Rewrite the lines from the one containing "- legend-marker: [427, 50, 437, 60]" through the one containing "- x-tick-label: 2016: [495, 477, 520, 488]", inclusive, substituting "legend-caption" for every "legend-label" and leaving everything else unchanged.

── Given data

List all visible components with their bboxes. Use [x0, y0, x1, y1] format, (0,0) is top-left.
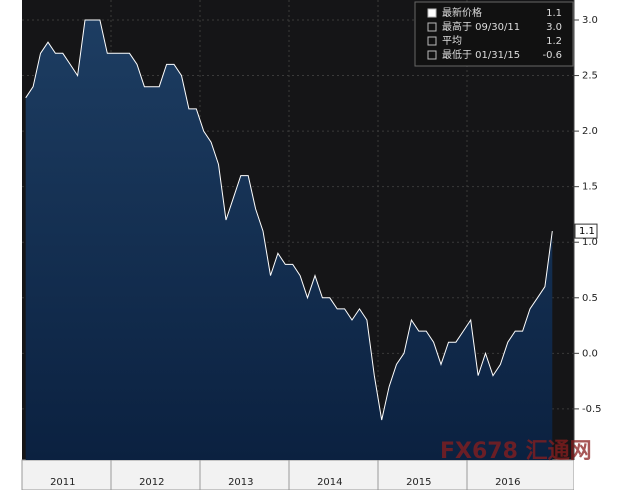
- legend-marker: [427, 50, 437, 60]
- legend-value: 1.1: [546, 8, 562, 19]
- y-axis-band: [574, 0, 630, 490]
- y-tick-label: 1.5: [582, 182, 598, 193]
- watermark: FX678 汇通网: [440, 439, 592, 464]
- y-tick-label: 0.0: [582, 348, 598, 359]
- legend-label: 最低于 01/31/15: [442, 48, 520, 61]
- x-axis-band: [21, 459, 575, 490]
- current-value: 1.1: [579, 226, 595, 237]
- legend-marker: [427, 22, 437, 32]
- y-tick-label: 2.0: [582, 126, 598, 137]
- legend-value: -0.6: [542, 50, 562, 61]
- y-tick-label: 1.0: [582, 237, 598, 248]
- current-tag: [574, 223, 598, 239]
- legend-label: 最新价格: [442, 6, 482, 19]
- area: [25, 20, 553, 460]
- y-tick-label: 3.0: [582, 15, 598, 26]
- line: [25, 19, 553, 421]
- legend-box: [414, 1, 574, 67]
- legend-marker: [427, 36, 437, 46]
- legend-label: 最高于 09/30/11: [442, 20, 520, 33]
- x-tick-label: 2013: [228, 477, 253, 488]
- y-tick-label: 2.5: [582, 71, 598, 82]
- x-tick-label: 2011: [50, 477, 75, 488]
- x-tick-label: 2015: [406, 477, 431, 488]
- legend-label: 平均: [442, 35, 462, 47]
- x-tick-label: 2012: [139, 477, 164, 488]
- legend-marker: [427, 8, 437, 18]
- x-tick-label: 2014: [317, 477, 342, 488]
- legend-value: 3.0: [546, 22, 562, 33]
- y-tick-label: -0.5: [582, 404, 602, 415]
- legend-value: 1.2: [546, 36, 562, 47]
- y-tick-label: 0.5: [582, 293, 598, 304]
- x-tick-label: 2016: [495, 477, 520, 488]
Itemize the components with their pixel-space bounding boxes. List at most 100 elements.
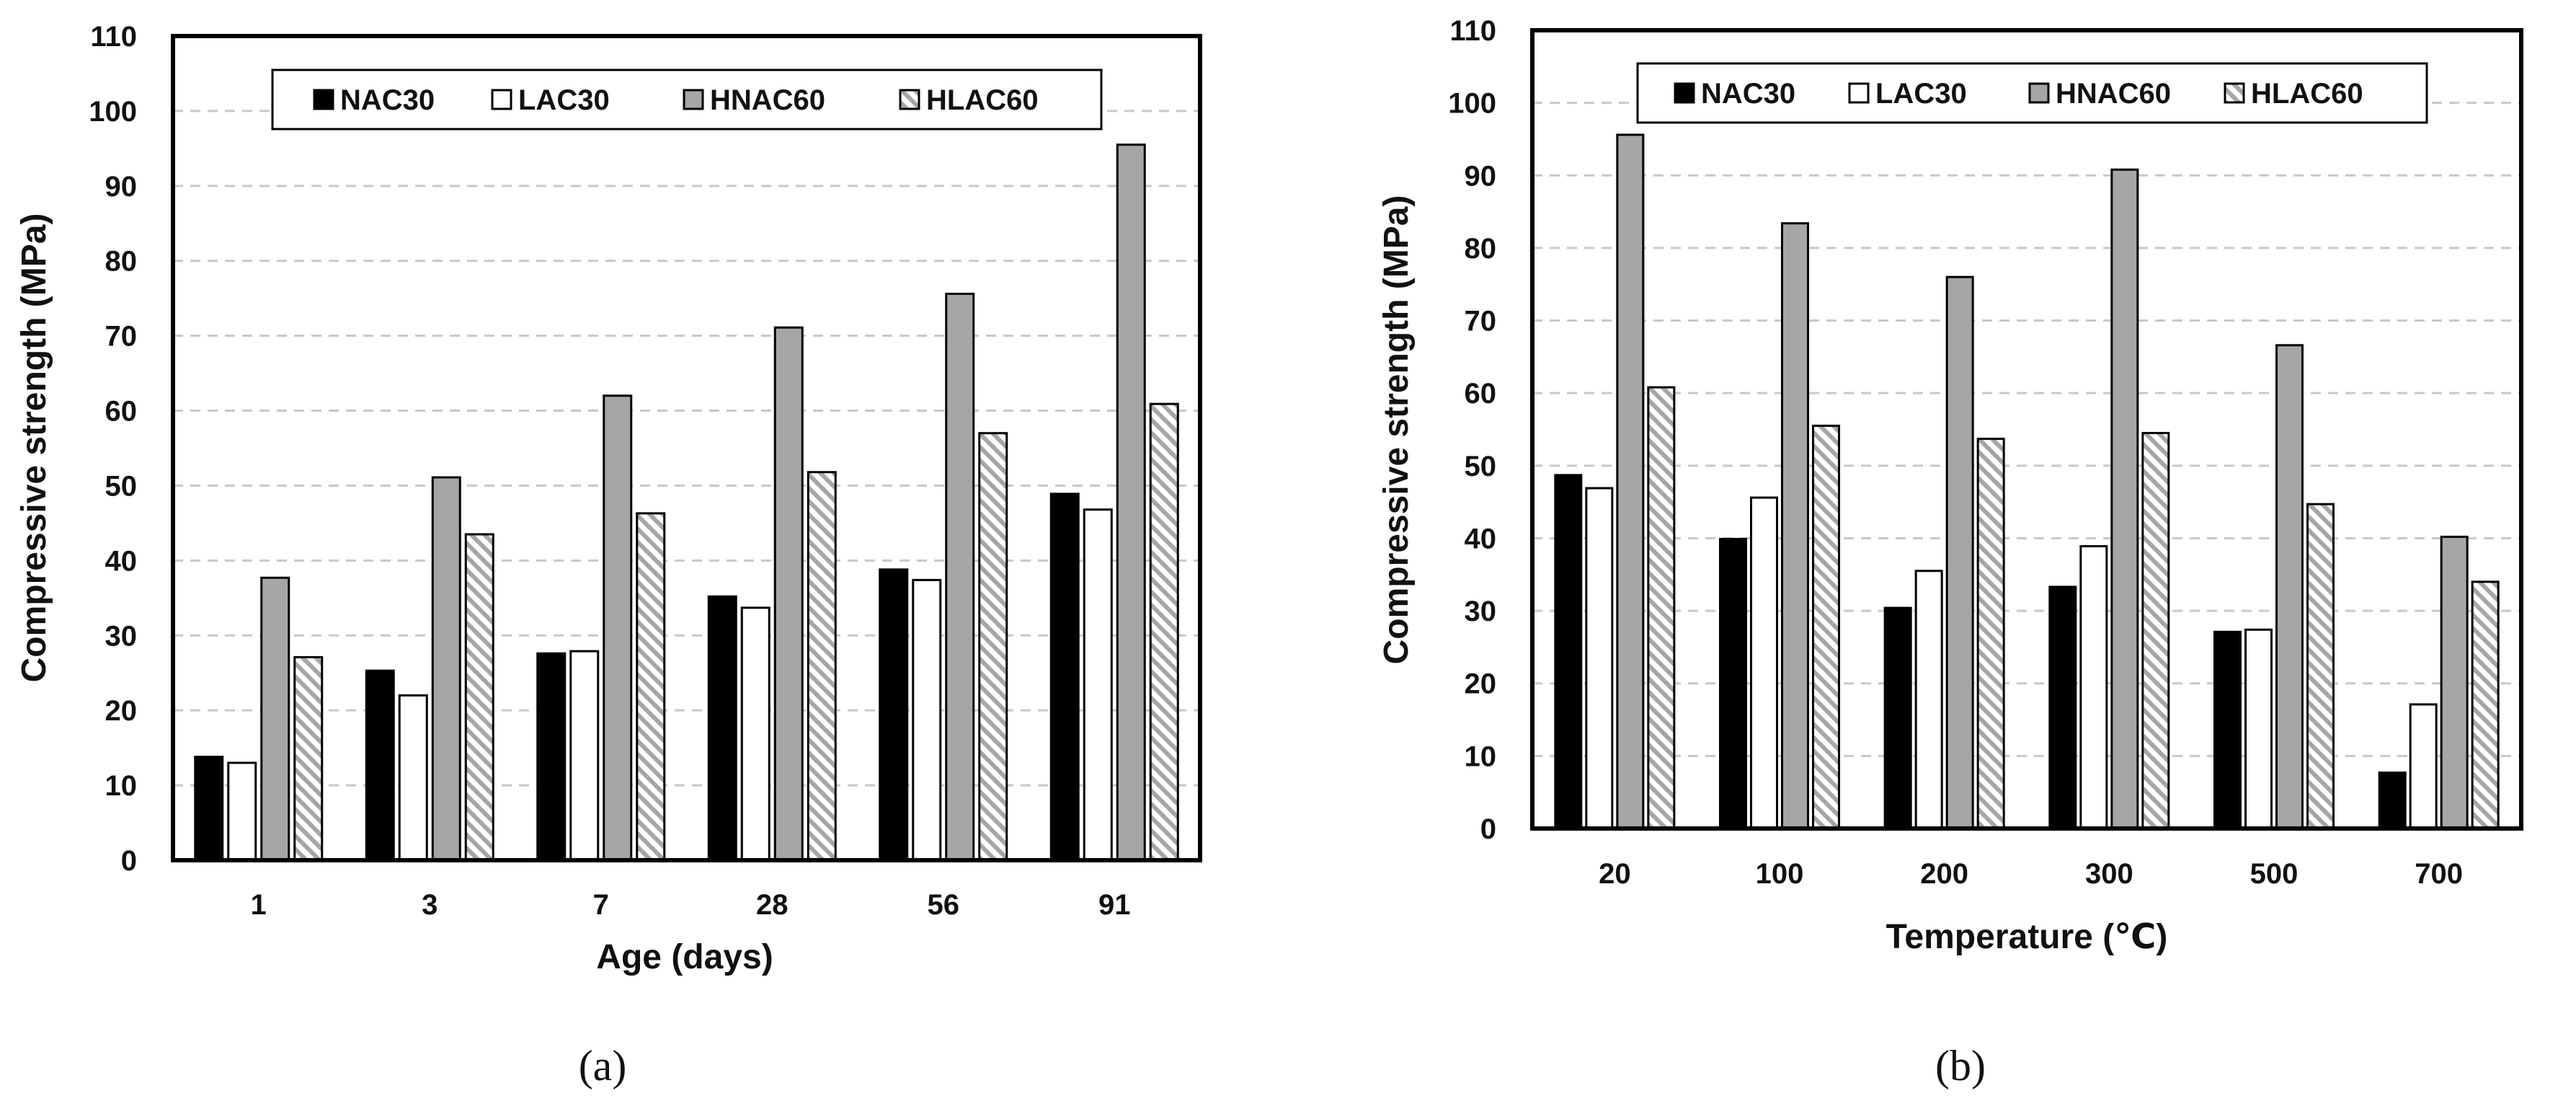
- plot-area-a: [173, 36, 1200, 860]
- bar-hlac60-1: [293, 655, 324, 862]
- legend-label-hlac60: HLAC60: [2251, 78, 2363, 110]
- y-tick-label: 60: [1465, 378, 1497, 410]
- bar-hlac60-500: [2306, 503, 2335, 830]
- bar-hlac60-300: [2141, 432, 2170, 830]
- bar-hlac60-3: [464, 533, 494, 862]
- y-tick-label: 80: [1465, 233, 1497, 265]
- x-tick-label: 1: [251, 889, 267, 921]
- y-tick-label: 0: [121, 845, 137, 877]
- bar-nac30-300: [2048, 586, 2077, 830]
- caption-b: (b): [1935, 1042, 1986, 1090]
- y-tick-label: 90: [105, 171, 138, 203]
- x-tick-label: 500: [2250, 858, 2299, 890]
- y-tick-label: 30: [1465, 596, 1497, 627]
- legend-swatch-lac30: [491, 89, 512, 110]
- bar-lac30-200: [1914, 570, 1943, 830]
- bar-hlac60-91: [1149, 402, 1179, 862]
- bar-hlac60-700: [2471, 580, 2500, 830]
- bar-nac30-56: [879, 568, 909, 862]
- y-tick-label: 60: [105, 396, 138, 428]
- x-tick-label: 7: [593, 889, 609, 921]
- bar-hnac60-100: [1781, 222, 1809, 830]
- x-tick-label: 700: [2415, 858, 2463, 890]
- bar-lac30-300: [2079, 545, 2108, 830]
- x-tick-label: 20: [1599, 858, 1631, 890]
- legend-swatch-lac30: [1848, 82, 1870, 104]
- legend-label-hnac60: HNAC60: [710, 84, 825, 116]
- bar-hnac60-300: [2110, 168, 2139, 830]
- bar-nac30-28: [707, 595, 737, 862]
- bar-hnac60-200: [1945, 275, 1974, 830]
- y-axis-title-b: Compressive strength (MPa): [1377, 195, 1416, 665]
- y-tick-label: 0: [1480, 813, 1496, 845]
- y-tick-label: 30: [105, 620, 138, 652]
- y-tick-label: 20: [105, 695, 138, 727]
- plot-frame-a: [171, 34, 1202, 862]
- bar-hnac60-91: [1116, 143, 1146, 862]
- bar-lac30-500: [2244, 628, 2273, 830]
- legend-swatch-hnac60: [2028, 82, 2050, 104]
- legend-a: NAC30 LAC30 HNAC60 HLAC60: [271, 69, 1103, 131]
- y-tick-label: 40: [1465, 523, 1497, 554]
- bar-nac30-100: [1719, 537, 1747, 830]
- bar-lac30-100: [1750, 496, 1778, 830]
- legend-swatch-nac30: [313, 89, 334, 110]
- chart-panel-b: 0 10 20 30 40 50 60 70 80 90 100 110 20 100 200 300 500…: [1377, 15, 2523, 1090]
- plot-frame-b: [1530, 28, 2523, 831]
- bar-lac30-700: [2409, 703, 2438, 830]
- bar-nac30-91: [1049, 492, 1080, 862]
- y-tick-label: 50: [1465, 451, 1497, 482]
- legend-label-hnac60: HNAC60: [2056, 78, 2171, 110]
- bar-lac30-7: [569, 650, 600, 862]
- y-tick-label: 20: [1465, 668, 1497, 700]
- bar-lac30-28: [740, 606, 770, 862]
- bar-nac30-20: [1554, 474, 1583, 830]
- y-tick-label: 110: [90, 21, 137, 53]
- bar-nac30-1: [194, 756, 224, 862]
- bar-hnac60-3: [431, 476, 461, 862]
- y-tick-label: 40: [105, 545, 138, 577]
- bar-lac30-91: [1083, 508, 1113, 862]
- bar-hlac60-56: [978, 432, 1008, 862]
- bar-lac30-3: [398, 694, 428, 862]
- bar-hnac60-56: [945, 292, 975, 862]
- x-tick-label: 100: [1756, 858, 1804, 890]
- x-tick-label: 200: [1920, 858, 1968, 890]
- legend-swatch-hnac60: [683, 89, 704, 110]
- bar-lac30-1: [227, 761, 257, 862]
- chart-panel-a: 0 10 20 30 40 50 60 70 80 90 100 110 1 3 7 28 56 91 Comp…: [15, 21, 1202, 1090]
- caption-a: (a): [579, 1042, 627, 1090]
- bar-nac30-700: [2378, 772, 2407, 830]
- bar-hlac60-20: [1647, 386, 1676, 830]
- bar-nac30-500: [2213, 630, 2242, 830]
- legend-swatch-hlac60: [2224, 82, 2245, 104]
- bar-hnac60-1: [260, 576, 290, 862]
- bar-hlac60-200: [1976, 438, 2005, 830]
- y-tick-label: 90: [1465, 160, 1497, 192]
- bar-hnac60-28: [773, 326, 804, 862]
- x-axis-title-a: Age (days): [596, 938, 773, 976]
- x-tick-label: 300: [2085, 858, 2133, 890]
- y-tick-label: 100: [89, 96, 137, 128]
- y-axis-title-a: Compressive strength (MPa): [15, 213, 53, 683]
- y-tick-label: 50: [105, 470, 138, 502]
- y-tick-label: 70: [1465, 306, 1497, 337]
- bar-hnac60-700: [2440, 535, 2469, 830]
- y-tick-label: 100: [1448, 88, 1496, 120]
- x-axis-title-b: Temperature (℃): [1886, 918, 2168, 956]
- bar-hnac60-500: [2275, 344, 2304, 830]
- y-tick-label: 80: [105, 246, 138, 278]
- legend-b: NAC30 LAC30 HNAC60 HLAC60: [1636, 62, 2428, 124]
- bar-nac30-7: [536, 652, 567, 862]
- legend-label-lac30: LAC30: [1875, 78, 1967, 110]
- legend-swatch-hlac60: [899, 89, 920, 110]
- bar-nac30-200: [1883, 606, 1912, 830]
- bar-hlac60-100: [1812, 424, 1840, 830]
- x-tick-label: 3: [422, 889, 438, 921]
- legend-label-lac30: LAC30: [518, 84, 610, 116]
- bar-nac30-3: [365, 669, 395, 862]
- bar-lac30-20: [1585, 487, 1614, 830]
- legend-swatch-nac30: [1674, 82, 1695, 104]
- plot-area-b: [1532, 30, 2521, 829]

────

_Final result:_
- legend-marker: [427, 50, 437, 60]
- legend-value: 1.1: [546, 8, 562, 19]
- y-axis-band: [574, 0, 630, 490]
- y-tick-label: 1.5: [582, 182, 598, 193]
- watermark: FX678 汇通网: [440, 439, 592, 464]
- y-tick-label: 0.0: [582, 348, 598, 359]
- legend-caption: 最低于 01/31/15: [442, 48, 520, 61]
- x-axis-band: [21, 459, 575, 490]
- current-value: 1.1: [579, 226, 595, 237]
- legend-marker: [427, 22, 437, 32]
- y-tick-label: 2.0: [582, 126, 598, 137]
- legend-value: -0.6: [542, 50, 562, 61]
- y-tick-label: 1.0: [582, 237, 598, 248]
- current-tag: [574, 223, 598, 239]
- legend-caption: 最新价格: [442, 6, 482, 19]
- area: [25, 20, 553, 460]
- y-tick-label: 3.0: [582, 15, 598, 26]
- line: [25, 19, 553, 421]
- legend-box: [414, 1, 574, 67]
- legend-marker: [427, 36, 437, 46]
- legend-caption: 最高于 09/30/11: [442, 20, 520, 33]
- x-tick-label: 2013: [228, 477, 253, 488]
- y-tick-label: 2.5: [582, 71, 598, 82]
- x-tick-label: 2011: [50, 477, 75, 488]
- x-tick-label: 2015: [406, 477, 431, 488]
- legend-caption: 平均: [442, 35, 462, 47]
- x-tick-label: 2012: [139, 477, 164, 488]
- legend-marker: [427, 8, 437, 18]
- x-tick-label: 2014: [317, 477, 342, 488]
- legend-value: 3.0: [546, 22, 562, 33]
- y-tick-label: -0.5: [582, 404, 602, 415]
- legend-value: 1.2: [546, 36, 562, 47]
- y-tick-label: 0.5: [582, 293, 598, 304]
- x-tick-label: 2016: [495, 477, 520, 488]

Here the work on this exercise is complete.